WORK TO COMPLETE —
Reproduce every entry exactly, without alteration.

MATERIALS PROVIDED —

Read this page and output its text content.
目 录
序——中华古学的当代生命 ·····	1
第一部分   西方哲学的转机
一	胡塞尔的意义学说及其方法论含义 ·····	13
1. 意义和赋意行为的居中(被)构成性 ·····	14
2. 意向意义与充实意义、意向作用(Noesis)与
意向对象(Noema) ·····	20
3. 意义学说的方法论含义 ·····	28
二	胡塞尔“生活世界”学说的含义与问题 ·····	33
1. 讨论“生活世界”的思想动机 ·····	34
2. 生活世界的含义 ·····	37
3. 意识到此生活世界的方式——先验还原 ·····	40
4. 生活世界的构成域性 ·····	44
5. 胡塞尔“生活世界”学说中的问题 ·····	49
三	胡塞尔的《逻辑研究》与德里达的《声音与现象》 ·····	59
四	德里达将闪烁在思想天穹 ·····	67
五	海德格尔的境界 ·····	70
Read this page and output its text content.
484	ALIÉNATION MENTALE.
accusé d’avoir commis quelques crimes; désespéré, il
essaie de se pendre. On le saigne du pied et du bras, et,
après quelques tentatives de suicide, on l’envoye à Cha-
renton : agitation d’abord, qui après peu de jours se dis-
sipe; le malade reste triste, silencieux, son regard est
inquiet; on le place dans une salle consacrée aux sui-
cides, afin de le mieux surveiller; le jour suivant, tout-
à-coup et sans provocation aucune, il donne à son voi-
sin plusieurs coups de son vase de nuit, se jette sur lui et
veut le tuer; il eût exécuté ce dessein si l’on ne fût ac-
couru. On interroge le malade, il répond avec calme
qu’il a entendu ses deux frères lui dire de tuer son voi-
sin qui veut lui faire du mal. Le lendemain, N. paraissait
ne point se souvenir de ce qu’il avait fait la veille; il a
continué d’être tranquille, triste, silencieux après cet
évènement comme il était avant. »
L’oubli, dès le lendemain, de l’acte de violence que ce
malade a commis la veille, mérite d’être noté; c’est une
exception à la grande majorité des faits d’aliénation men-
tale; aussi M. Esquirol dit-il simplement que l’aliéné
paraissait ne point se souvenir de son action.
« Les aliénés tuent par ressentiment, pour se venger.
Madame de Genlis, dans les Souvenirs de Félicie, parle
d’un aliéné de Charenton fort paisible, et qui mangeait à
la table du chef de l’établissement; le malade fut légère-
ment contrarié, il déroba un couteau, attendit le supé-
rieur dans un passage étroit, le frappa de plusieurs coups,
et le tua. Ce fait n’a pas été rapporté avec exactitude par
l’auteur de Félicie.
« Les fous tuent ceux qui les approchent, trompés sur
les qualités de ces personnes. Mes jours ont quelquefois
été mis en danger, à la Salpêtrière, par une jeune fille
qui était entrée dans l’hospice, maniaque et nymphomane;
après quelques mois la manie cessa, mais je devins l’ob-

COMPLETED TASK —
Read this page and output its text content.
目 录
序——中华古学的当代生命 ·····	1
第一部分   西方哲学的转机
一	胡塞尔的意义学说及其方法论含义 ·····	13
1. 意义和赋意行为的居中(被)构成性 ·····	14
2. 意向意义与充实意义、意向作用(Noesis)与
意向对象(Noema) ·····	20
3. 意义学说的方法论含义 ·····	28
二	胡塞尔“生活世界”学说的含义与问题 ·····	33
1. 讨论“生活世界”的思想动机 ·····	34
2. 生活世界的含义 ·····	37
3. 意识到此生活世界的方式——先验还原 ·····	40
4. 生活世界的构成域性 ·····	44
5. 胡塞尔“生活世界”学说中的问题 ·····	49
三	胡塞尔的《逻辑研究》与德里达的《声音与现象》 ·····	59
四	德里达将闪烁在思想天穹 ·····	67
五	海德格尔的境界 ·····	70
Read this page and output its text content.
484	ALIÉNATION MENTALE.
accusé d’avoir commis quelques crimes; désespéré, il
essaie de se pendre. On le saigne du pied et du bras, et,
après quelques tentatives de suicide, on l’envoye à Cha-
renton : agitation d’abord, qui après peu de jours se dis-
sipe; le malade reste triste, silencieux, son regard est
inquiet; on le place dans une salle consacrée aux sui-
cides, afin de le mieux surveiller; le jour suivant, tout-
à-coup et sans provocation aucune, il donne à son voi-
sin plusieurs coups de son vase de nuit, se jette sur lui et
veut le tuer; il eût exécuté ce dessein si l’on ne fût ac-
couru. On interroge le malade, il répond avec calme
qu’il a entendu ses deux frères lui dire de tuer son voi-
sin qui veut lui faire du mal. Le lendemain, N. paraissait
ne point se souvenir de ce qu’il avait fait la veille; il a
continué d’être tranquille, triste, silencieux après cet
évènement comme il était avant. »
L’oubli, dès le lendemain, de l’acte de violence que ce
malade a commis la veille, mérite d’être noté; c’est une
exception à la grande majorité des faits d’aliénation men-
tale; aussi M. Esquirol dit-il simplement que l’aliéné
paraissait ne point se souvenir de son action.
« Les aliénés tuent par ressentiment, pour se venger.
Madame de Genlis, dans les Souvenirs de Félicie, parle
d’un aliéné de Charenton fort paisible, et qui mangeait à
la table du chef de l’établissement; le malade fut légère-
ment contrarié, il déroba un couteau, attendit le supé-
rieur dans un passage étroit, le frappa de plusieurs coups,
et le tua. Ce fait n’a pas été rapporté avec exactitude par
l’auteur de Félicie.
« Les fous tuent ceux qui les approchent, trompés sur
les qualités de ces personnes. Mes jours ont quelquefois
été mis en danger, à la Salpêtrière, par une jeune fille
qui était entrée dans l’hospice, maniaque et nymphomane;
après quelques mois la manie cessa, mais je devins l’ob-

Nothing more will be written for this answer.